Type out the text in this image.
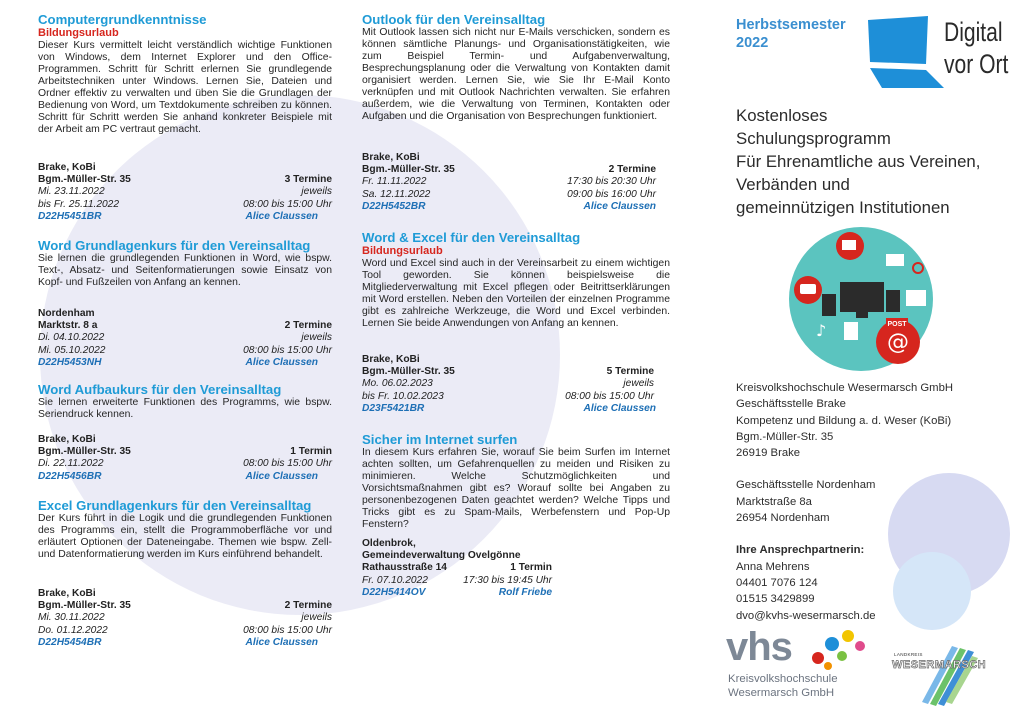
Computergrundkenntnisse
Bildungsurlaub
Dieser Kurs vermittelt leicht verständlich wichtige Funktionen von Windows, dem Internet Explorer und den Office-Programmen. Schritt für Schritt erlernen Sie grundlegende Arbeitstechniken unter Windows. Lernen Sie, Dateien und Ordner effektiv zu verwalten und üben Sie die Grundlagen der Bedienung von Word, um Textdokumente schreiben zu können. Schritt für Schritt werden Sie anhand konkreter Beispiele mit der Arbeit am PC vertraut gemacht.
Brake, KoBi
Bgm.-Müller-Str. 35	3 Termine
Mi. 23.11.2022	jeweils
bis Fr. 25.11.2022	08:00 bis 15:00 Uhr
D22H5451BR	Alice Claussen
Word Grundlagenkurs für den Vereinsalltag
Sie lernen die grundlegenden Funktionen in Word, wie bspw. Text-, Absatz- und Seitenformatierungen sowie Einsatz von Kopf- und Fußzeilen von Anfang an kennen.
Nordenham
Marktstr. 8 a	2 Termine
Di. 04.10.2022	jeweils
Mi. 05.10.2022	08:00 bis 15:00 Uhr
D22H5453NH	Alice Claussen
Word Aufbaukurs für den Vereinsalltag
Sie lernen erweiterte Funktionen des Programms, wie bspw. Seriendruck kennen.
Brake, KoBi
Bgm.-Müller-Str. 35	1 Termin
Di. 22.11.2022	08:00 bis 15:00 Uhr
D22H5456BR	Alice Claussen
Excel Grundlagenkurs für den Vereinsalltag
Der Kurs führt in die Logik und die grundlegenden Funktionen des Programms ein, stellt die Programmoberfläche vor und erläutert Optionen der Dateneingabe. Themen wie bspw. Zell- und Datenformatierung werden im Kurs einführend behandelt.
Brake, KoBi
Bgm.-Müller-Str. 35	2 Termine
Mi. 30.11.2022	jeweils
Do. 01.12.2022	08:00 bis 15:00 Uhr
D22H5454BR	Alice Claussen
Outlook für den Vereinsalltag
Mit Outlook lassen sich nicht nur E-Mails verschicken, sondern es können sämtliche Planungs- und Organisationstätigkeiten, wie zum Beispiel Termin- und Aufgabenverwaltung, Besprechungsplanung oder die Verwaltung von Kontakten damit organisiert werden. Lernen Sie, wie Sie Ihr E-Mail Konto verknüpfen und mit Outlook Nachrichten verwalten. Sie erfahren außerdem, wie die Verwaltung von Terminen, Kontakten oder Aufgaben und die Organisation von Besprechungen funktioniert.
Brake, KoBi
Bgm.-Müller-Str. 35	2 Termine
Fr. 11.11.2022	17:30 bis 20:30 Uhr
Sa. 12.11.2022	09:00 bis 16:00 Uhr
D22H5452BR	Alice Claussen
Word & Excel für den Vereinsalltag
Bildungsurlaub
Word und Excel sind auch in der Vereinsarbeit zu einem wichtigen Tool geworden. Sie können beispielsweise die Mitgliederverwaltung mit Excel pflegen oder Beitrittserklärungen mit Word erstellen. Neben den Vorteilen der einzelnen Programme gibt es zahlreiche Werkzeuge, die Word und Excel verbinden. Lernen Sie beide Anwendungen von Anfang an kennen.
Brake, KoBi
Bgm.-Müller-Str. 35	5 Termine
Mo. 06.02.2023	jeweils
bis Fr. 10.02.2023	08:00 bis 15:00 Uhr
D23F5421BR	Alice Claussen
Sicher im Internet surfen
In diesem Kurs erfahren Sie, worauf Sie beim Surfen im Internet achten sollten, um Gefahrenquellen zu meiden und Risiken zu minimieren. Welche Schutzmöglichkeiten und Vorsichtsmaßnahmen gibt es? Worauf sollte bei Angaben zu personenbezogenen Daten geachtet werden? Welche Tipps und Tricks gibt es zu Spam-Mails, Werbefenstern und Pop-Up Fenstern?
Oldenbrok,
Gemeindeverwaltung Ovelgönne
Rathausstraße 14	1 Termin
Fr. 07.10.2022	17:30 bis 19:45 Uhr
D22H5414OV	Rolf Friebe
Herbstsemester
2022	Digital
vor Ort
Kostenloses
Schulungsprogramm
Für Ehrenamtliche aus Vereinen,
Verbänden und
gemeinnützigen Institutionen
@
♪	POST
Kreisvolkshochschule Wesermarsch GmbH
Geschäftsstelle Brake
Kompetenz und Bildung a. d. Weser (KoBi)
Bgm.-Müller-Str. 35
26919 Brake
Geschäftsstelle Nordenham
Marktstraße 8a
26954 Nordenham
Ihre Ansprechpartnerin:
Anna Mehrens
04401 7076 124
01515 3429899
dvo@kvhs-wesermarsch.de
vhs
Kreisvolkshochschule
Wesermarsch GmbH
LANDKREIS
WESERMARSCH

### Written instruction
Write out again every line above exactly as given; the pictures do not belong in the copy.

### Answer in full
Type out the text in this image.
Computergrundkenntnisse
Bildungsurlaub
Dieser Kurs vermittelt leicht verständlich wichtige Funktionen von Windows, dem Internet Explorer und den Office-Programmen. Schritt für Schritt erlernen Sie grundlegende Arbeitstechniken unter Windows. Lernen Sie, Dateien und Ordner effektiv zu verwalten und üben Sie die Grundlagen der Bedienung von Word, um Textdokumente schreiben zu können. Schritt für Schritt werden Sie anhand konkreter Beispiele mit der Arbeit am PC vertraut gemacht.
Brake, KoBi
Bgm.-Müller-Str. 35	3 Termine
Mi. 23.11.2022	jeweils
bis Fr. 25.11.2022	08:00 bis 15:00 Uhr
D22H5451BR	Alice Claussen
Word Grundlagenkurs für den Vereinsalltag
Sie lernen die grundlegenden Funktionen in Word, wie bspw. Text-, Absatz- und Seitenformatierungen sowie Einsatz von Kopf- und Fußzeilen von Anfang an kennen.
Nordenham
Marktstr. 8 a	2 Termine
Di. 04.10.2022	jeweils
Mi. 05.10.2022	08:00 bis 15:00 Uhr
D22H5453NH	Alice Claussen
Word Aufbaukurs für den Vereinsalltag
Sie lernen erweiterte Funktionen des Programms, wie bspw. Seriendruck kennen.
Brake, KoBi
Bgm.-Müller-Str. 35	1 Termin
Di. 22.11.2022	08:00 bis 15:00 Uhr
D22H5456BR	Alice Claussen
Excel Grundlagenkurs für den Vereinsalltag
Der Kurs führt in die Logik und die grundlegenden Funktionen des Programms ein, stellt die Programmoberfläche vor und erläutert Optionen der Dateneingabe. Themen wie bspw. Zell- und Datenformatierung werden im Kurs einführend behandelt.
Brake, KoBi
Bgm.-Müller-Str. 35	2 Termine
Mi. 30.11.2022	jeweils
Do. 01.12.2022	08:00 bis 15:00 Uhr
D22H5454BR	Alice Claussen
Outlook für den Vereinsalltag
Mit Outlook lassen sich nicht nur E-Mails verschicken, sondern es können sämtliche Planungs- und Organisationstätigkeiten, wie zum Beispiel Termin- und Aufgabenverwaltung, Besprechungsplanung oder die Verwaltung von Kontakten damit organisiert werden. Lernen Sie, wie Sie Ihr E-Mail Konto verknüpfen und mit Outlook Nachrichten verwalten. Sie erfahren außerdem, wie die Verwaltung von Terminen, Kontakten oder Aufgaben und die Organisation von Besprechungen funktioniert.
Brake, KoBi
Bgm.-Müller-Str. 35	2 Termine
Fr. 11.11.2022	17:30 bis 20:30 Uhr
Sa. 12.11.2022	09:00 bis 16:00 Uhr
D22H5452BR	Alice Claussen
Word & Excel für den Vereinsalltag
Bildungsurlaub
Word und Excel sind auch in der Vereinsarbeit zu einem wichtigen Tool geworden. Sie können beispielsweise die Mitgliederverwaltung mit Excel pflegen oder Beitrittserklärungen mit Word erstellen. Neben den Vorteilen der einzelnen Programme gibt es zahlreiche Werkzeuge, die Word und Excel verbinden. Lernen Sie beide Anwendungen von Anfang an kennen.
Brake, KoBi
Bgm.-Müller-Str. 35	5 Termine
Mo. 06.02.2023	jeweils
bis Fr. 10.02.2023	08:00 bis 15:00 Uhr
D23F5421BR	Alice Claussen
Sicher im Internet surfen
In diesem Kurs erfahren Sie, worauf Sie beim Surfen im Internet achten sollten, um Gefahrenquellen zu meiden und Risiken zu minimieren. Welche Schutzmöglichkeiten und Vorsichtsmaßnahmen gibt es? Worauf sollte bei Angaben zu personenbezogenen Daten geachtet werden? Welche Tipps und Tricks gibt es zu Spam-Mails, Werbefenstern und Pop-Up Fenstern?
Oldenbrok,
Gemeindeverwaltung Ovelgönne
Rathausstraße 14	1 Termin
Fr. 07.10.2022	17:30 bis 19:45 Uhr
D22H5414OV	Rolf Friebe
Herbstsemester
2022	Digital
vor Ort
Kostenloses
Schulungsprogramm
Für Ehrenamtliche aus Vereinen,
Verbänden und
gemeinnützigen Institutionen
@
♪	POST
Kreisvolkshochschule Wesermarsch GmbH
Geschäftsstelle Brake
Kompetenz und Bildung a. d. Weser (KoBi)
Bgm.-Müller-Str. 35
26919 Brake
Geschäftsstelle Nordenham
Marktstraße 8a
26954 Nordenham
Ihre Ansprechpartnerin:
Anna Mehrens
04401 7076 124
01515 3429899
dvo@kvhs-wesermarsch.de
vhs
Kreisvolkshochschule
Wesermarsch GmbH
LANDKREIS
WESERMARSCH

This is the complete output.